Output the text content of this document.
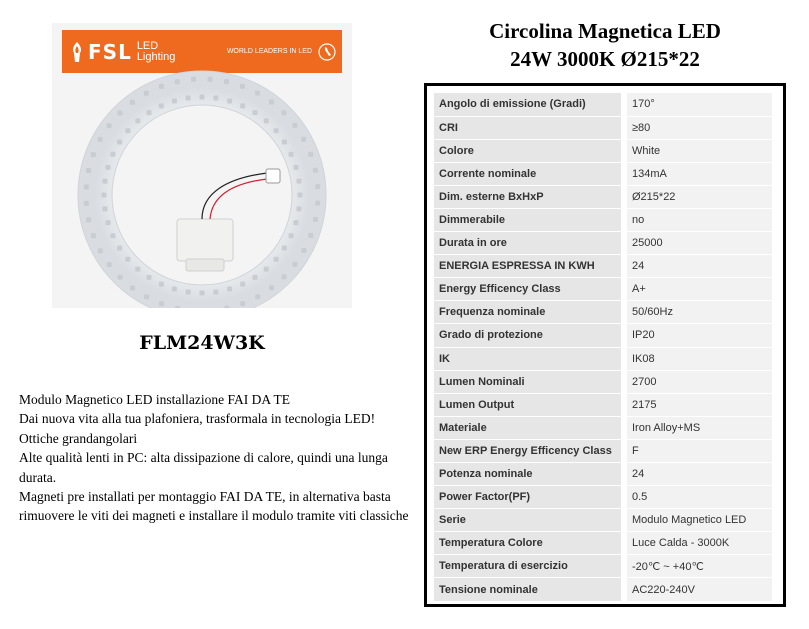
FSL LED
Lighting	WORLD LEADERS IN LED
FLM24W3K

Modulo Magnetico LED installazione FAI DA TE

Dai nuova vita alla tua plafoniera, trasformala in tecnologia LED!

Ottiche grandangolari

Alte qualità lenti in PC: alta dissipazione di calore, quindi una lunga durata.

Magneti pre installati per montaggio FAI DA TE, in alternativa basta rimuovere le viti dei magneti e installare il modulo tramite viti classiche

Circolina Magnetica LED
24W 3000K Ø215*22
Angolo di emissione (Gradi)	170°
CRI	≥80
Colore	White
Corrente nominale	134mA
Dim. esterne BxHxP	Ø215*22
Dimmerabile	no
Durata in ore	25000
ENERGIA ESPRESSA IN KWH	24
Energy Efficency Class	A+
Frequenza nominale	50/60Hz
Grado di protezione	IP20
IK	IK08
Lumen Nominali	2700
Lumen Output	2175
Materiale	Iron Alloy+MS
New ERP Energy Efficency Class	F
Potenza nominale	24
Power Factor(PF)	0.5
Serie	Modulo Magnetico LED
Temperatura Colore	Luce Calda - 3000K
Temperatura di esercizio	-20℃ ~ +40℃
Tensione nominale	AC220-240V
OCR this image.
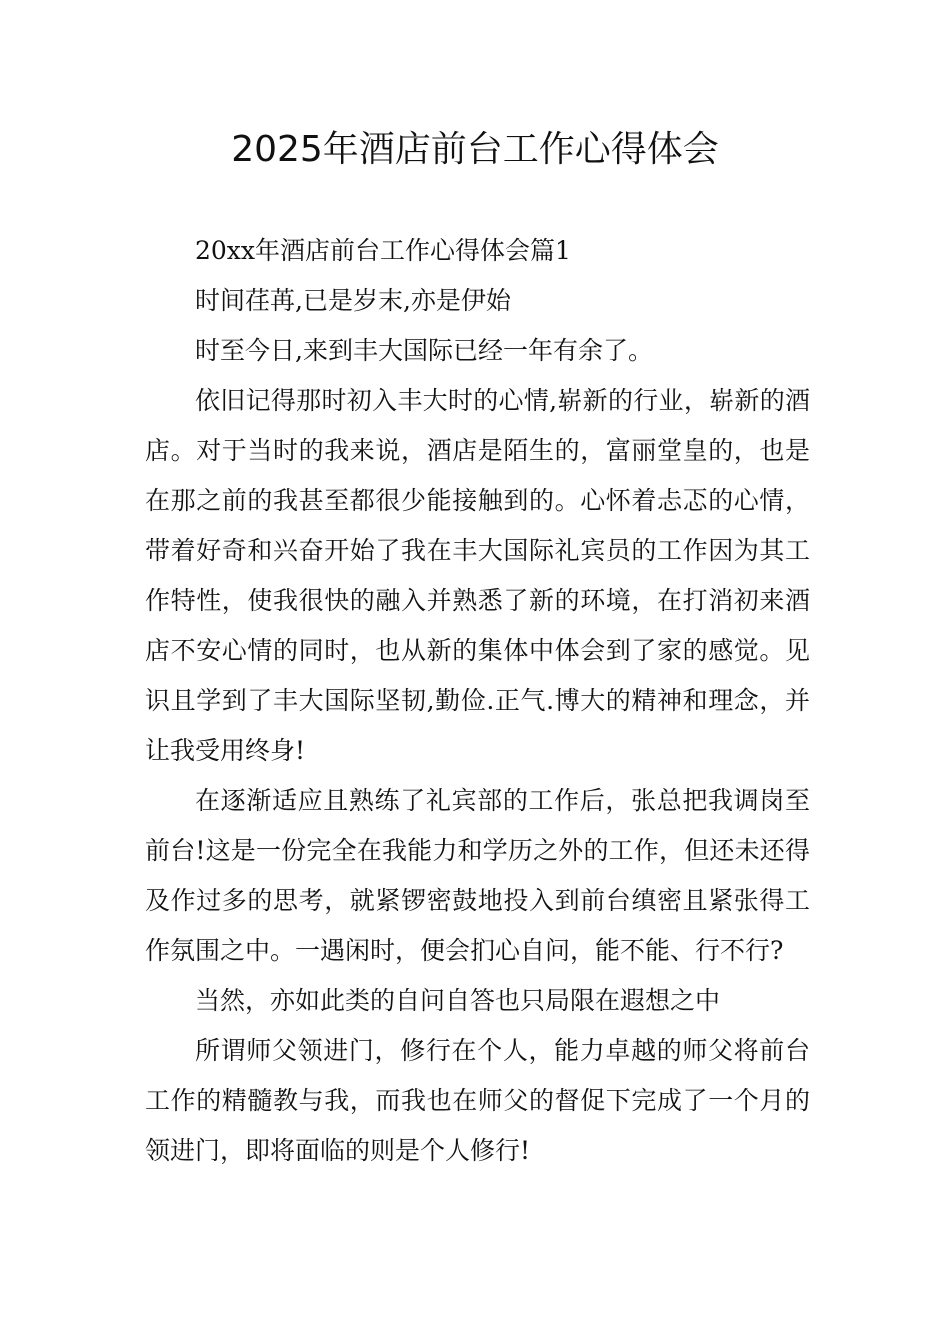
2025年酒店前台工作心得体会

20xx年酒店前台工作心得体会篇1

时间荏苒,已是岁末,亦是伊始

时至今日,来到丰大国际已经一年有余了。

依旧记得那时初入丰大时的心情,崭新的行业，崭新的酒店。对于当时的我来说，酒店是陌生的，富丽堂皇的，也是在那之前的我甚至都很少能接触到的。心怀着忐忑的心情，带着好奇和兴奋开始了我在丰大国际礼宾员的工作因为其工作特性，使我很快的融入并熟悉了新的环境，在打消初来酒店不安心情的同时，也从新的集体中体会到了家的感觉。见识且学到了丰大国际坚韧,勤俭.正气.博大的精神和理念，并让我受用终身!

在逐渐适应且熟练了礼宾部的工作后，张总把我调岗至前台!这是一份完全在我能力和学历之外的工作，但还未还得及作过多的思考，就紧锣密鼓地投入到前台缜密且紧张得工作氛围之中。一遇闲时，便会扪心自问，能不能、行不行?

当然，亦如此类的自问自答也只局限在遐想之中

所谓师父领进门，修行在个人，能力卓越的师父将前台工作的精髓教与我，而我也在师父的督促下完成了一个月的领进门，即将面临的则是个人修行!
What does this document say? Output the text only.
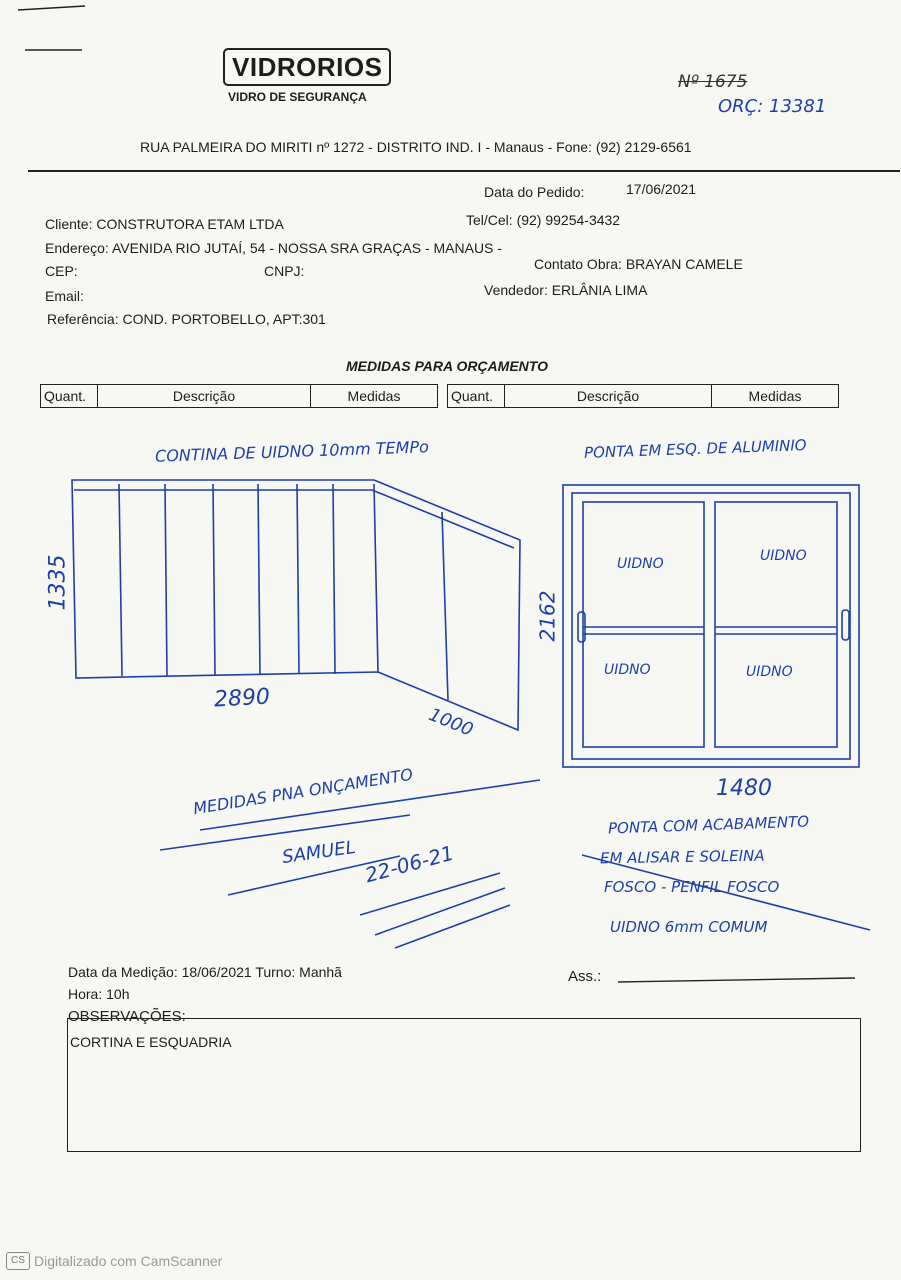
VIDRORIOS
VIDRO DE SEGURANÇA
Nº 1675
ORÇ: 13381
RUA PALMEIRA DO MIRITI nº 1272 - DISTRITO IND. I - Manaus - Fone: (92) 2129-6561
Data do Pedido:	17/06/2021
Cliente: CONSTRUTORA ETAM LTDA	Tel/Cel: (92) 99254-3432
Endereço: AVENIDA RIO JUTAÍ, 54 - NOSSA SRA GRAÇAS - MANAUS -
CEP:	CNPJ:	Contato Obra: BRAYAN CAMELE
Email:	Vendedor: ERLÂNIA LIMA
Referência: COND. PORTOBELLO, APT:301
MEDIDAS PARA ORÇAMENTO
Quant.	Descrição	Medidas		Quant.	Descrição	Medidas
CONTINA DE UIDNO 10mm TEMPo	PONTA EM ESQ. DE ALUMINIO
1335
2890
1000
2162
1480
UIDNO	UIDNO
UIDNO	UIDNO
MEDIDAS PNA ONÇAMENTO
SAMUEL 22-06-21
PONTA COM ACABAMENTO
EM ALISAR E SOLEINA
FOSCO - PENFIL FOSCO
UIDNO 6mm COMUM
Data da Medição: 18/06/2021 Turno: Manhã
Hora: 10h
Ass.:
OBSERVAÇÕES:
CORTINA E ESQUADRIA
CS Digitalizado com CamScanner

» Task brief
Copy the records exactly as they appear, excluding images.

» Full solution
Output the text content of this document.
FSL LED
Lighting	WORLD LEADERS IN LED
FLM24W3K

Modulo Magnetico LED installazione FAI DA TE

Dai nuova vita alla tua plafoniera, trasformala in tecnologia LED!

Ottiche grandangolari

Alte qualità lenti in PC: alta dissipazione di calore, quindi una lunga durata.

Magneti pre installati per montaggio FAI DA TE, in alternativa basta rimuovere le viti dei magneti e installare il modulo tramite viti classiche

Circolina Magnetica LED
24W 3000K Ø215*22
Angolo di emissione (Gradi)	170°
CRI	≥80
Colore	White
Corrente nominale	134mA
Dim. esterne BxHxP	Ø215*22
Dimmerabile	no
Durata in ore	25000
ENERGIA ESPRESSA IN KWH	24
Energy Efficency Class	A+
Frequenza nominale	50/60Hz
Grado di protezione	IP20
IK	IK08
Lumen Nominali	2700
Lumen Output	2175
Materiale	Iron Alloy+MS
New ERP Energy Efficency Class	F
Potenza nominale	24
Power Factor(PF)	0.5
Serie	Modulo Magnetico LED
Temperatura Colore	Luce Calda - 3000K
Temperatura di esercizio	-20℃ ~ +40℃
Tensione nominale	AC220-240V
OCR this image.
2025年酒店前台工作心得体会

20xx年酒店前台工作心得体会篇1

时间荏苒,已是岁末,亦是伊始

时至今日,来到丰大国际已经一年有余了。

依旧记得那时初入丰大时的心情,崭新的行业，崭新的酒店。对于当时的我来说，酒店是陌生的，富丽堂皇的，也是在那之前的我甚至都很少能接触到的。心怀着忐忑的心情，带着好奇和兴奋开始了我在丰大国际礼宾员的工作因为其工作特性，使我很快的融入并熟悉了新的环境，在打消初来酒店不安心情的同时，也从新的集体中体会到了家的感觉。见识且学到了丰大国际坚韧,勤俭.正气.博大的精神和理念，并让我受用终身!

在逐渐适应且熟练了礼宾部的工作后，张总把我调岗至前台!这是一份完全在我能力和学历之外的工作，但还未还得及作过多的思考，就紧锣密鼓地投入到前台缜密且紧张得工作氛围之中。一遇闲时，便会扪心自问，能不能、行不行?

当然，亦如此类的自问自答也只局限在遐想之中

所谓师父领进门，修行在个人，能力卓越的师父将前台工作的精髓教与我，而我也在师父的督促下完成了一个月的领进门，即将面临的则是个人修行!
What does this document say? Output the text only.
VIDRORIOS
VIDRO DE SEGURANÇA
Nº 1675
ORÇ: 13381
RUA PALMEIRA DO MIRITI nº 1272 - DISTRITO IND. I - Manaus - Fone: (92) 2129-6561
Data do Pedido:	17/06/2021
Cliente: CONSTRUTORA ETAM LTDA	Tel/Cel: (92) 99254-3432
Endereço: AVENIDA RIO JUTAÍ, 54 - NOSSA SRA GRAÇAS - MANAUS -
CEP:	CNPJ:	Contato Obra: BRAYAN CAMELE
Email:	Vendedor: ERLÂNIA LIMA
Referência: COND. PORTOBELLO, APT:301
MEDIDAS PARA ORÇAMENTO
Quant.	Descrição	Medidas		Quant.	Descrição	Medidas
CONTINA DE UIDNO 10mm TEMPo	PONTA EM ESQ. DE ALUMINIO
1335
2890
1000
2162
1480
UIDNO	UIDNO
UIDNO	UIDNO
MEDIDAS PNA ONÇAMENTO
SAMUEL 22-06-21
PONTA COM ACABAMENTO
EM ALISAR E SOLEINA
FOSCO - PENFIL FOSCO
UIDNO 6mm COMUM
Data da Medição: 18/06/2021 Turno: Manhã
Hora: 10h
Ass.:
OBSERVAÇÕES:
CORTINA E ESQUADRIA
CS Digitalizado com CamScanner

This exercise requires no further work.